[begin Items]

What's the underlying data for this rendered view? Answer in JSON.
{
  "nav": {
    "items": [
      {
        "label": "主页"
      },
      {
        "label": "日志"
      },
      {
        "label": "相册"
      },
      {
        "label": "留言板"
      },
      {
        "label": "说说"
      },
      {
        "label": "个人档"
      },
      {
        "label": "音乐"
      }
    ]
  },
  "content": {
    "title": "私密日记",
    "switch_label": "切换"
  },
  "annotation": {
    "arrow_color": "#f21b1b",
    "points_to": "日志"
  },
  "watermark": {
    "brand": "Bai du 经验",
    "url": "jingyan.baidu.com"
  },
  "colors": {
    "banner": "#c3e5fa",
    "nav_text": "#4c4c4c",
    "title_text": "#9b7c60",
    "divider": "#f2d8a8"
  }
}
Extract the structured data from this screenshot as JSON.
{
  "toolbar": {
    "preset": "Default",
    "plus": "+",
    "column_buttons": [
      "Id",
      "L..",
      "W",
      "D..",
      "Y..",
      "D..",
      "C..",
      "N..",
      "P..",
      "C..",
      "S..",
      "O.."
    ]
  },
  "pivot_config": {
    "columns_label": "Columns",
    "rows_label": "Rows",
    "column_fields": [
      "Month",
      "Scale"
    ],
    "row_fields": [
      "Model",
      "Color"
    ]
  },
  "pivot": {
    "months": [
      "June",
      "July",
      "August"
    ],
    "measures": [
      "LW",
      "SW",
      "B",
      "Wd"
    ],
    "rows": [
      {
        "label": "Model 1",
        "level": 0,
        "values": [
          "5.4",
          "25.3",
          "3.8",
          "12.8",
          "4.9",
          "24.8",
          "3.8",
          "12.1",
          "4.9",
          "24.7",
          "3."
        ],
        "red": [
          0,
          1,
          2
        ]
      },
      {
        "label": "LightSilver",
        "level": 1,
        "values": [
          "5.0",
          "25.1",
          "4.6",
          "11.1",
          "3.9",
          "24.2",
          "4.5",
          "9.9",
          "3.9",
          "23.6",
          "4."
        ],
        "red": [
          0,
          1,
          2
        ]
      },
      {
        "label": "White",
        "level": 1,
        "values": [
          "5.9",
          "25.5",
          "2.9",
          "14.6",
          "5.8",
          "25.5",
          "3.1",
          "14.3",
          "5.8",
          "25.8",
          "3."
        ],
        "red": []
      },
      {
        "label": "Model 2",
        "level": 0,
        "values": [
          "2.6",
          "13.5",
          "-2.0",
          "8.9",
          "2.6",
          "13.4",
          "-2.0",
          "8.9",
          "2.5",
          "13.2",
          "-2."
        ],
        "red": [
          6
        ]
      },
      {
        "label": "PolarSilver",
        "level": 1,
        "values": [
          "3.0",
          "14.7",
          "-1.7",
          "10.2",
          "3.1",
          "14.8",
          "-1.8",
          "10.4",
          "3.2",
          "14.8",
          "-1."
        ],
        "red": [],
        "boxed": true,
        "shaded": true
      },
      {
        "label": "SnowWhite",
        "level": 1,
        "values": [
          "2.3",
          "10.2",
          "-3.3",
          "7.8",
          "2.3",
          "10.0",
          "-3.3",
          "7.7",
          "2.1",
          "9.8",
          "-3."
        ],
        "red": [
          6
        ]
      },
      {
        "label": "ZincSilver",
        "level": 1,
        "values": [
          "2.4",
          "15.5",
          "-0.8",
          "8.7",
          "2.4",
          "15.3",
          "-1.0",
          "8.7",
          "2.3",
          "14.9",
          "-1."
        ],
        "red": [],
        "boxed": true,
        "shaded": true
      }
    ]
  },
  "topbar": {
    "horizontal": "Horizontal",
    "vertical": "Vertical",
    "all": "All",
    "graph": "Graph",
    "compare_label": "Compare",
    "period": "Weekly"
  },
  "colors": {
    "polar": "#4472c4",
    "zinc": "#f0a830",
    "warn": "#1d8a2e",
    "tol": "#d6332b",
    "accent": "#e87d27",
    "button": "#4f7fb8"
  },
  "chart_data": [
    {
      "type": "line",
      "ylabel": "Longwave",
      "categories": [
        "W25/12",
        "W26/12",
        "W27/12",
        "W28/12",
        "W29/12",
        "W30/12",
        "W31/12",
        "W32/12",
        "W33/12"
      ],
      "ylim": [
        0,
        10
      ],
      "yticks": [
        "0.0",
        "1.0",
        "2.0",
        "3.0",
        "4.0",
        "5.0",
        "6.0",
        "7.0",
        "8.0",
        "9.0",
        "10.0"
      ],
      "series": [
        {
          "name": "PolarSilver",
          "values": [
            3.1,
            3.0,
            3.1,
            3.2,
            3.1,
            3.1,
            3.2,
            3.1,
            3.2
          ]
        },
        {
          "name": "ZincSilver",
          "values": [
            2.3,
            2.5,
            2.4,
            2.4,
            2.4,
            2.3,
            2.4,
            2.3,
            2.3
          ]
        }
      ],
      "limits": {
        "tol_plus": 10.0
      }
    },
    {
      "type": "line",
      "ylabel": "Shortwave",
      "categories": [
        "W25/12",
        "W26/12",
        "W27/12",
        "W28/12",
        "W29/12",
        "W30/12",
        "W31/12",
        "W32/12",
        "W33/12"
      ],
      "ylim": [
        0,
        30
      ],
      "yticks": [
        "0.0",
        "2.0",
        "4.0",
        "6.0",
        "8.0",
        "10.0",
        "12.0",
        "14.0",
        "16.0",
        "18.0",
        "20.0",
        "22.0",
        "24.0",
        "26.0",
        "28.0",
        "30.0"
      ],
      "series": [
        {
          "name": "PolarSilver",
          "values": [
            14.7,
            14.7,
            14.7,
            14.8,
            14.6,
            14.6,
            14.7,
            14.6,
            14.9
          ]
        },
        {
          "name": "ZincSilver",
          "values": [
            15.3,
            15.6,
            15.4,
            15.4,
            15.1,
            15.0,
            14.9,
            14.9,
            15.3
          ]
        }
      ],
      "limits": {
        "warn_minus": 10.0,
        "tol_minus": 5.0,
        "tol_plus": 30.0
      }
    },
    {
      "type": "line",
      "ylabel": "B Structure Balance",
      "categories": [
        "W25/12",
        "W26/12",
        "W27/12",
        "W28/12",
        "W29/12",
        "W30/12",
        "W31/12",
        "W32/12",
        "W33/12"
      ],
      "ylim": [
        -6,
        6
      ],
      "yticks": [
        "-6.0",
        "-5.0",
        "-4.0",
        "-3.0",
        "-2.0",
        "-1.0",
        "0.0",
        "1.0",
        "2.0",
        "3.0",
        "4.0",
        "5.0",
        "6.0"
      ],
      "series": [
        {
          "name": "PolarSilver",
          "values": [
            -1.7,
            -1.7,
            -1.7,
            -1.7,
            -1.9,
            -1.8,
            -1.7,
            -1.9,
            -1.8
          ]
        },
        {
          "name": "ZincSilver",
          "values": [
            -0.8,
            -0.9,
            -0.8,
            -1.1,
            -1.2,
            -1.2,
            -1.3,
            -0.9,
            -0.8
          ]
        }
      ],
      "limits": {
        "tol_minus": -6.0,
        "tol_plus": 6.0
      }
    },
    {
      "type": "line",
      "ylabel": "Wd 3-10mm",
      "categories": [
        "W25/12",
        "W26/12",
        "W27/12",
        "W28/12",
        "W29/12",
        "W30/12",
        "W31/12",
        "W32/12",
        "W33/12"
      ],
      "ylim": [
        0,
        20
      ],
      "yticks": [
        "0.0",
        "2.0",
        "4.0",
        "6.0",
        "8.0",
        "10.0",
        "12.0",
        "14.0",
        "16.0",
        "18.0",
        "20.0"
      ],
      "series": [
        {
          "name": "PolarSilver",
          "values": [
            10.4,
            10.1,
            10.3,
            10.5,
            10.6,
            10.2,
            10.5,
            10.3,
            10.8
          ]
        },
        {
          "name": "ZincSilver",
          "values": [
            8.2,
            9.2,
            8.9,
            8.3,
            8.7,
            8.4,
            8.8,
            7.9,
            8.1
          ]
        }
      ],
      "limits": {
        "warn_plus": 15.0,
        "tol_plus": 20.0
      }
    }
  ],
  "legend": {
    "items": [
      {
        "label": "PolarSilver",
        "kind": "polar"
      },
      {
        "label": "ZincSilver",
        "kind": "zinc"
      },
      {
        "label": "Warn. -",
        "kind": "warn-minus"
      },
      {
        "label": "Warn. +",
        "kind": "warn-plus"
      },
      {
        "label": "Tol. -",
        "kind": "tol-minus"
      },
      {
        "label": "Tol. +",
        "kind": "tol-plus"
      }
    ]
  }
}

[end Items]

Given problem
Search the lines above for the string "ylabel" and copy each line that has it.

Written solution
      "ylabel": "Longwave",
      "ylabel": "Shortwave",
      "ylabel": "B Structure Balance",
      "ylabel": "Wd 3-10mm",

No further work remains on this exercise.